[START]

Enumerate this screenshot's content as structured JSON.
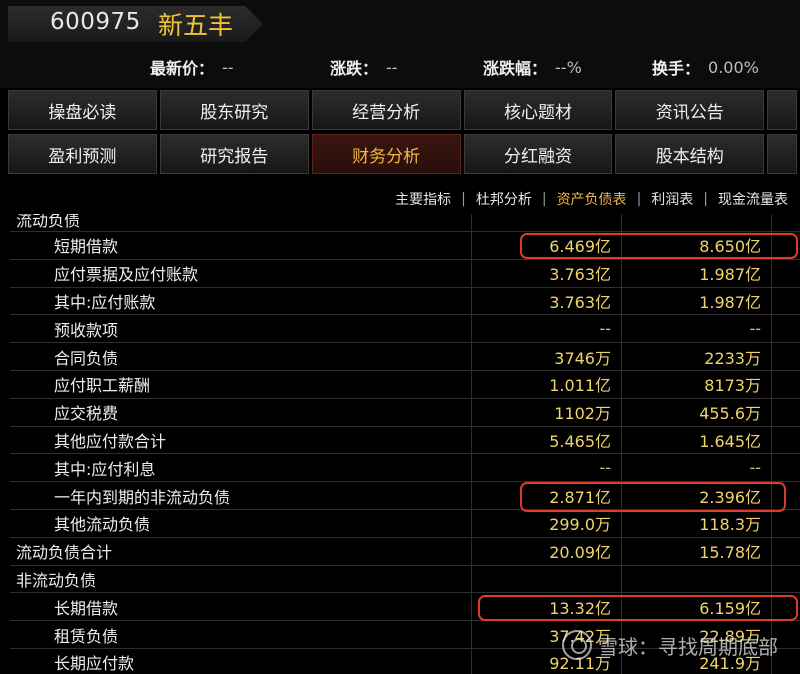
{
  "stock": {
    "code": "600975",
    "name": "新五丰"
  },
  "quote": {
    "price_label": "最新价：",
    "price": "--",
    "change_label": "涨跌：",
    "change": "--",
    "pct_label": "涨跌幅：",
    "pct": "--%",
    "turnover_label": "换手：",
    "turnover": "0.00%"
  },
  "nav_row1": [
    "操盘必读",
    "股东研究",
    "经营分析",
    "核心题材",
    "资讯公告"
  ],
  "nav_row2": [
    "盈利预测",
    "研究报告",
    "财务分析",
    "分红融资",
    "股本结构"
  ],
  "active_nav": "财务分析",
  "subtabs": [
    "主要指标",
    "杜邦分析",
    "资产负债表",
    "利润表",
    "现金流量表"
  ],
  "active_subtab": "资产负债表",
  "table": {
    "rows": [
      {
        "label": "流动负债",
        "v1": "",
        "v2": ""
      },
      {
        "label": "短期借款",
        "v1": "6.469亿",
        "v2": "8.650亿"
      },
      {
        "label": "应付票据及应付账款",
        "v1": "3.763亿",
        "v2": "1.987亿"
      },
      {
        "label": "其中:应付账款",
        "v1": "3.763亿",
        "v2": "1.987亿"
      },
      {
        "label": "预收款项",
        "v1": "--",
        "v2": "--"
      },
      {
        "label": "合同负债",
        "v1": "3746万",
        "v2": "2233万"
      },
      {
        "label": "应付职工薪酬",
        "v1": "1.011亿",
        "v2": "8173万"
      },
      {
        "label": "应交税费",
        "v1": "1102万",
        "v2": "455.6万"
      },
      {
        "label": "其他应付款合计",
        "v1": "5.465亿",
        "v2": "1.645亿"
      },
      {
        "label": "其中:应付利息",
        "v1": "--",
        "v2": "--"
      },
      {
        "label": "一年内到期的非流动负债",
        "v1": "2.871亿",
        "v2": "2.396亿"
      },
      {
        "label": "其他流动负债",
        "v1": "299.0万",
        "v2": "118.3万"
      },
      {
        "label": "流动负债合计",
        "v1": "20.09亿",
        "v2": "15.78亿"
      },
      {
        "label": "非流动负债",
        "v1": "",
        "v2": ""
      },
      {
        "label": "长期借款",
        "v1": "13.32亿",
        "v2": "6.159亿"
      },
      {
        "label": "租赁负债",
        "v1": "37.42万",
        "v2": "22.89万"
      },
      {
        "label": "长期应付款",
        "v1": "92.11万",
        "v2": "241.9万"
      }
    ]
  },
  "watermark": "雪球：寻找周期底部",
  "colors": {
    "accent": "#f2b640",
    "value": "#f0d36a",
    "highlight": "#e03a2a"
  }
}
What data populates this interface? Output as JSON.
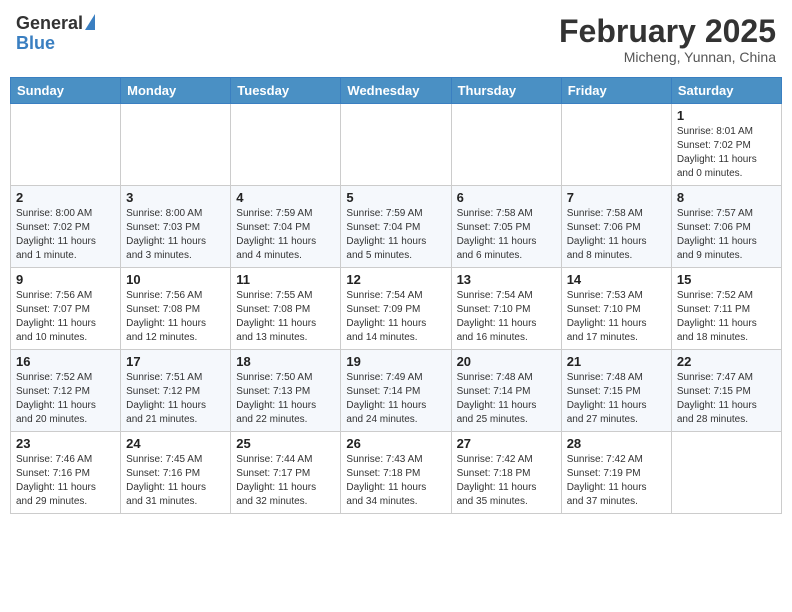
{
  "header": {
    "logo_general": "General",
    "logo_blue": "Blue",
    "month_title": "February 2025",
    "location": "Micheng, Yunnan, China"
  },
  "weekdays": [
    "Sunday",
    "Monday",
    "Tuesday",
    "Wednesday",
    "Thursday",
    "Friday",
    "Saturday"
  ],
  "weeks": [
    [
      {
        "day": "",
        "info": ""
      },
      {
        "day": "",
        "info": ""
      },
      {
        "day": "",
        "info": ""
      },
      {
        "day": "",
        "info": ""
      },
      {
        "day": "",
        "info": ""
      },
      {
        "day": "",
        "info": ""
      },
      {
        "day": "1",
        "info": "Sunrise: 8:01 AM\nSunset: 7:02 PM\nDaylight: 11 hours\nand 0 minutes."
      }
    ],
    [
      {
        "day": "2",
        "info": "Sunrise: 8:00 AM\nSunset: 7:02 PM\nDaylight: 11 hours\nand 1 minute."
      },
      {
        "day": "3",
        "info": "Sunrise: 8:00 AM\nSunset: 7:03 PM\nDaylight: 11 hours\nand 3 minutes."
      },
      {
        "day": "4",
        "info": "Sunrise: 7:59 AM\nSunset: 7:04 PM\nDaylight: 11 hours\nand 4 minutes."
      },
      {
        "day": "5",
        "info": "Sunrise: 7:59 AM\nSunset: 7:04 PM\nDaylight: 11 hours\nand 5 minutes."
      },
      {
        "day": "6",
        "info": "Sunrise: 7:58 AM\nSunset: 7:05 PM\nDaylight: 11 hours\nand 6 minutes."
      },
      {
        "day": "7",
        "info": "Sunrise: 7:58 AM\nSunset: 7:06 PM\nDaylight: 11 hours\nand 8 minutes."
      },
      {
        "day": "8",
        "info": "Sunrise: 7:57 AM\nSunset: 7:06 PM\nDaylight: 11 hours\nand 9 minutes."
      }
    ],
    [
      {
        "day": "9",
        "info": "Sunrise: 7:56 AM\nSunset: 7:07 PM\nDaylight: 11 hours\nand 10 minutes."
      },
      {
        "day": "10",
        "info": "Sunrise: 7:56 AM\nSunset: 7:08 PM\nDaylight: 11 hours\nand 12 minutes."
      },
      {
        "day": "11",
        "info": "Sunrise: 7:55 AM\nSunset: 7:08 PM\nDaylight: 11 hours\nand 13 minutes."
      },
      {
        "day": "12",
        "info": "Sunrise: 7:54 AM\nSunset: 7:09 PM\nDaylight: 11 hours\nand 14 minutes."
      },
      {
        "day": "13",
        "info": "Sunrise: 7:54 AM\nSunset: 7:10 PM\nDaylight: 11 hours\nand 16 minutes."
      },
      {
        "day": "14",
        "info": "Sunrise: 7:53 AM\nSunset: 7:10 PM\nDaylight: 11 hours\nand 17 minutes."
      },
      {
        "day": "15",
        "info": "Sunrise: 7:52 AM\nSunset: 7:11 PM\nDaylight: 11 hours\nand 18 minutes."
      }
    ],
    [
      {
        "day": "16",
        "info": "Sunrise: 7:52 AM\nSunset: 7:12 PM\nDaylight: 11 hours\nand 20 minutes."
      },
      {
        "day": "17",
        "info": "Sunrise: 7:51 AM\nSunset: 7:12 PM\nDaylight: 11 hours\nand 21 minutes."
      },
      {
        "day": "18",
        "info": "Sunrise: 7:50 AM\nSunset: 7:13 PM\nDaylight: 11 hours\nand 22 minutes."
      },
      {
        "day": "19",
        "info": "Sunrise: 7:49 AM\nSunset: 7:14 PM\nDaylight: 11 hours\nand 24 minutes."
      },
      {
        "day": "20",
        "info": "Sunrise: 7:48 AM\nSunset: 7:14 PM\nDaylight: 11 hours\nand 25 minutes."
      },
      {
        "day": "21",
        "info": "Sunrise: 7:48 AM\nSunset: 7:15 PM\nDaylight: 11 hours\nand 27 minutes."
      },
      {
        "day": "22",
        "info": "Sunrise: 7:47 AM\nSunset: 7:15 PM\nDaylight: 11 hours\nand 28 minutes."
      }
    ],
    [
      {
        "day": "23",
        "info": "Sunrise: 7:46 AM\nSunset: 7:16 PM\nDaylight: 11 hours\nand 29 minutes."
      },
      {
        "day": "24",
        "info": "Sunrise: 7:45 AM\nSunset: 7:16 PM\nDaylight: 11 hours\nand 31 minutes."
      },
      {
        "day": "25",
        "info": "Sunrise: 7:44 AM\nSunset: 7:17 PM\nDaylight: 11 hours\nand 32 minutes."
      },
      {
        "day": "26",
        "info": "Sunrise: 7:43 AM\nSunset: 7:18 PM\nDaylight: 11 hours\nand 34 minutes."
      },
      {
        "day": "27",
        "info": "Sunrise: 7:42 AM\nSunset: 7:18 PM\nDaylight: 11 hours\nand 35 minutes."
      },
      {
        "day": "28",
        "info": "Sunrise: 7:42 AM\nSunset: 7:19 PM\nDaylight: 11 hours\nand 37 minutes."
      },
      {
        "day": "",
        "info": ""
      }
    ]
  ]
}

[END]

### Work required
Your copy should match the records word for word, with the pictures removed.

### Answer for the task
Enumerate this screenshot's content as structured JSON.
{
  "stock": {
    "code": "600975",
    "name": "新五丰"
  },
  "quote": {
    "price_label": "最新价：",
    "price": "--",
    "change_label": "涨跌：",
    "change": "--",
    "pct_label": "涨跌幅：",
    "pct": "--%",
    "turnover_label": "换手：",
    "turnover": "0.00%"
  },
  "nav_row1": [
    "操盘必读",
    "股东研究",
    "经营分析",
    "核心题材",
    "资讯公告"
  ],
  "nav_row2": [
    "盈利预测",
    "研究报告",
    "财务分析",
    "分红融资",
    "股本结构"
  ],
  "active_nav": "财务分析",
  "subtabs": [
    "主要指标",
    "杜邦分析",
    "资产负债表",
    "利润表",
    "现金流量表"
  ],
  "active_subtab": "资产负债表",
  "table": {
    "rows": [
      {
        "label": "流动负债",
        "v1": "",
        "v2": ""
      },
      {
        "label": "短期借款",
        "v1": "6.469亿",
        "v2": "8.650亿"
      },
      {
        "label": "应付票据及应付账款",
        "v1": "3.763亿",
        "v2": "1.987亿"
      },
      {
        "label": "其中:应付账款",
        "v1": "3.763亿",
        "v2": "1.987亿"
      },
      {
        "label": "预收款项",
        "v1": "--",
        "v2": "--"
      },
      {
        "label": "合同负债",
        "v1": "3746万",
        "v2": "2233万"
      },
      {
        "label": "应付职工薪酬",
        "v1": "1.011亿",
        "v2": "8173万"
      },
      {
        "label": "应交税费",
        "v1": "1102万",
        "v2": "455.6万"
      },
      {
        "label": "其他应付款合计",
        "v1": "5.465亿",
        "v2": "1.645亿"
      },
      {
        "label": "其中:应付利息",
        "v1": "--",
        "v2": "--"
      },
      {
        "label": "一年内到期的非流动负债",
        "v1": "2.871亿",
        "v2": "2.396亿"
      },
      {
        "label": "其他流动负债",
        "v1": "299.0万",
        "v2": "118.3万"
      },
      {
        "label": "流动负债合计",
        "v1": "20.09亿",
        "v2": "15.78亿"
      },
      {
        "label": "非流动负债",
        "v1": "",
        "v2": ""
      },
      {
        "label": "长期借款",
        "v1": "13.32亿",
        "v2": "6.159亿"
      },
      {
        "label": "租赁负债",
        "v1": "37.42万",
        "v2": "22.89万"
      },
      {
        "label": "长期应付款",
        "v1": "92.11万",
        "v2": "241.9万"
      }
    ]
  },
  "watermark": "雪球：寻找周期底部",
  "colors": {
    "accent": "#f2b640",
    "value": "#f0d36a",
    "highlight": "#e03a2a"
  }
}
What data populates this interface? Output as JSON.
{
  "header": {
    "logo_general": "General",
    "logo_blue": "Blue",
    "month_title": "February 2025",
    "location": "Micheng, Yunnan, China"
  },
  "weekdays": [
    "Sunday",
    "Monday",
    "Tuesday",
    "Wednesday",
    "Thursday",
    "Friday",
    "Saturday"
  ],
  "weeks": [
    [
      {
        "day": "",
        "info": ""
      },
      {
        "day": "",
        "info": ""
      },
      {
        "day": "",
        "info": ""
      },
      {
        "day": "",
        "info": ""
      },
      {
        "day": "",
        "info": ""
      },
      {
        "day": "",
        "info": ""
      },
      {
        "day": "1",
        "info": "Sunrise: 8:01 AM\nSunset: 7:02 PM\nDaylight: 11 hours\nand 0 minutes."
      }
    ],
    [
      {
        "day": "2",
        "info": "Sunrise: 8:00 AM\nSunset: 7:02 PM\nDaylight: 11 hours\nand 1 minute."
      },
      {
        "day": "3",
        "info": "Sunrise: 8:00 AM\nSunset: 7:03 PM\nDaylight: 11 hours\nand 3 minutes."
      },
      {
        "day": "4",
        "info": "Sunrise: 7:59 AM\nSunset: 7:04 PM\nDaylight: 11 hours\nand 4 minutes."
      },
      {
        "day": "5",
        "info": "Sunrise: 7:59 AM\nSunset: 7:04 PM\nDaylight: 11 hours\nand 5 minutes."
      },
      {
        "day": "6",
        "info": "Sunrise: 7:58 AM\nSunset: 7:05 PM\nDaylight: 11 hours\nand 6 minutes."
      },
      {
        "day": "7",
        "info": "Sunrise: 7:58 AM\nSunset: 7:06 PM\nDaylight: 11 hours\nand 8 minutes."
      },
      {
        "day": "8",
        "info": "Sunrise: 7:57 AM\nSunset: 7:06 PM\nDaylight: 11 hours\nand 9 minutes."
      }
    ],
    [
      {
        "day": "9",
        "info": "Sunrise: 7:56 AM\nSunset: 7:07 PM\nDaylight: 11 hours\nand 10 minutes."
      },
      {
        "day": "10",
        "info": "Sunrise: 7:56 AM\nSunset: 7:08 PM\nDaylight: 11 hours\nand 12 minutes."
      },
      {
        "day": "11",
        "info": "Sunrise: 7:55 AM\nSunset: 7:08 PM\nDaylight: 11 hours\nand 13 minutes."
      },
      {
        "day": "12",
        "info": "Sunrise: 7:54 AM\nSunset: 7:09 PM\nDaylight: 11 hours\nand 14 minutes."
      },
      {
        "day": "13",
        "info": "Sunrise: 7:54 AM\nSunset: 7:10 PM\nDaylight: 11 hours\nand 16 minutes."
      },
      {
        "day": "14",
        "info": "Sunrise: 7:53 AM\nSunset: 7:10 PM\nDaylight: 11 hours\nand 17 minutes."
      },
      {
        "day": "15",
        "info": "Sunrise: 7:52 AM\nSunset: 7:11 PM\nDaylight: 11 hours\nand 18 minutes."
      }
    ],
    [
      {
        "day": "16",
        "info": "Sunrise: 7:52 AM\nSunset: 7:12 PM\nDaylight: 11 hours\nand 20 minutes."
      },
      {
        "day": "17",
        "info": "Sunrise: 7:51 AM\nSunset: 7:12 PM\nDaylight: 11 hours\nand 21 minutes."
      },
      {
        "day": "18",
        "info": "Sunrise: 7:50 AM\nSunset: 7:13 PM\nDaylight: 11 hours\nand 22 minutes."
      },
      {
        "day": "19",
        "info": "Sunrise: 7:49 AM\nSunset: 7:14 PM\nDaylight: 11 hours\nand 24 minutes."
      },
      {
        "day": "20",
        "info": "Sunrise: 7:48 AM\nSunset: 7:14 PM\nDaylight: 11 hours\nand 25 minutes."
      },
      {
        "day": "21",
        "info": "Sunrise: 7:48 AM\nSunset: 7:15 PM\nDaylight: 11 hours\nand 27 minutes."
      },
      {
        "day": "22",
        "info": "Sunrise: 7:47 AM\nSunset: 7:15 PM\nDaylight: 11 hours\nand 28 minutes."
      }
    ],
    [
      {
        "day": "23",
        "info": "Sunrise: 7:46 AM\nSunset: 7:16 PM\nDaylight: 11 hours\nand 29 minutes."
      },
      {
        "day": "24",
        "info": "Sunrise: 7:45 AM\nSunset: 7:16 PM\nDaylight: 11 hours\nand 31 minutes."
      },
      {
        "day": "25",
        "info": "Sunrise: 7:44 AM\nSunset: 7:17 PM\nDaylight: 11 hours\nand 32 minutes."
      },
      {
        "day": "26",
        "info": "Sunrise: 7:43 AM\nSunset: 7:18 PM\nDaylight: 11 hours\nand 34 minutes."
      },
      {
        "day": "27",
        "info": "Sunrise: 7:42 AM\nSunset: 7:18 PM\nDaylight: 11 hours\nand 35 minutes."
      },
      {
        "day": "28",
        "info": "Sunrise: 7:42 AM\nSunset: 7:19 PM\nDaylight: 11 hours\nand 37 minutes."
      },
      {
        "day": "",
        "info": ""
      }
    ]
  ]
}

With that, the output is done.